■ Set task
The records that follow need to be output exactly as they are.

Data excerpts:
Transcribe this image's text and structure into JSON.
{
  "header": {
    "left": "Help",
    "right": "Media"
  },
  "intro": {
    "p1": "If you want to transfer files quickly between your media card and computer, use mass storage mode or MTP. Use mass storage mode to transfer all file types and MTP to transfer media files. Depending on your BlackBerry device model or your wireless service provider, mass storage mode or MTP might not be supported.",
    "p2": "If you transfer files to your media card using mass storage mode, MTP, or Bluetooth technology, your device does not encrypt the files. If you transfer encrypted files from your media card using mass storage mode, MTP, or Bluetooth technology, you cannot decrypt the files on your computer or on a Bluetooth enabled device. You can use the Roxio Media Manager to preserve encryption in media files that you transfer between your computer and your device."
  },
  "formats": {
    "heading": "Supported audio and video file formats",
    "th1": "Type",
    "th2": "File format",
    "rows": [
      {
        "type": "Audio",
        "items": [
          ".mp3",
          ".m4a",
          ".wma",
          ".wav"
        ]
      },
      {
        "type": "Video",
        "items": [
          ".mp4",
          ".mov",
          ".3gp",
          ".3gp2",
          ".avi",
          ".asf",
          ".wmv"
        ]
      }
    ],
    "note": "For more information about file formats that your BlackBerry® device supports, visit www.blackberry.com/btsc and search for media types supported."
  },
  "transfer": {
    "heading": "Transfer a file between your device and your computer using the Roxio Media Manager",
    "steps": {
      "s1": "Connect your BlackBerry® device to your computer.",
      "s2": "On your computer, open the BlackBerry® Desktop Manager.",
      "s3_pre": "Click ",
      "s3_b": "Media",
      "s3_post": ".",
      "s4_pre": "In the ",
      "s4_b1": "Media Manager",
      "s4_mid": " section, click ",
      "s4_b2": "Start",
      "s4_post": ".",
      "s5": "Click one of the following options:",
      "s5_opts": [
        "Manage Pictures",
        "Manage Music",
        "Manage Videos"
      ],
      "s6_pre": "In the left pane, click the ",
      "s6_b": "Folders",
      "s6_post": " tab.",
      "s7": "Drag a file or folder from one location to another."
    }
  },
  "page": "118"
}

■ Written solution
Transcribe this image's text and structure into JSON.
{
  "header": {
    "left": "Help",
    "right": "Media"
  },
  "intro": {
    "p1": "If you want to transfer files quickly between your media card and computer, use mass storage mode or MTP. Use mass storage mode to transfer all file types and MTP to transfer media files. Depending on your BlackBerry device model or your wireless service provider, mass storage mode or MTP might not be supported.",
    "p2": "If you transfer files to your media card using mass storage mode, MTP, or Bluetooth technology, your device does not encrypt the files. If you transfer encrypted files from your media card using mass storage mode, MTP, or Bluetooth technology, you cannot decrypt the files on your computer or on a Bluetooth enabled device. You can use the Roxio Media Manager to preserve encryption in media files that you transfer between your computer and your device."
  },
  "formats": {
    "heading": "Supported audio and video file formats",
    "th1": "Type",
    "th2": "File format",
    "rows": [
      {
        "type": "Audio",
        "items": [
          ".mp3",
          ".m4a",
          ".wma",
          ".wav"
        ]
      },
      {
        "type": "Video",
        "items": [
          ".mp4",
          ".mov",
          ".3gp",
          ".3gp2",
          ".avi",
          ".asf",
          ".wmv"
        ]
      }
    ],
    "note": "For more information about file formats that your BlackBerry® device supports, visit www.blackberry.com/btsc and search for media types supported."
  },
  "transfer": {
    "heading": "Transfer a file between your device and your computer using the Roxio Media Manager",
    "steps": {
      "s1": "Connect your BlackBerry® device to your computer.",
      "s2": "On your computer, open the BlackBerry® Desktop Manager.",
      "s3_pre": "Click ",
      "s3_b": "Media",
      "s3_post": ".",
      "s4_pre": "In the ",
      "s4_b1": "Media Manager",
      "s4_mid": " section, click ",
      "s4_b2": "Start",
      "s4_post": ".",
      "s5": "Click one of the following options:",
      "s5_opts": [
        "Manage Pictures",
        "Manage Music",
        "Manage Videos"
      ],
      "s6_pre": "In the left pane, click the ",
      "s6_b": "Folders",
      "s6_post": " tab.",
      "s7": "Drag a file or folder from one location to another."
    }
  },
  "page": "118"
}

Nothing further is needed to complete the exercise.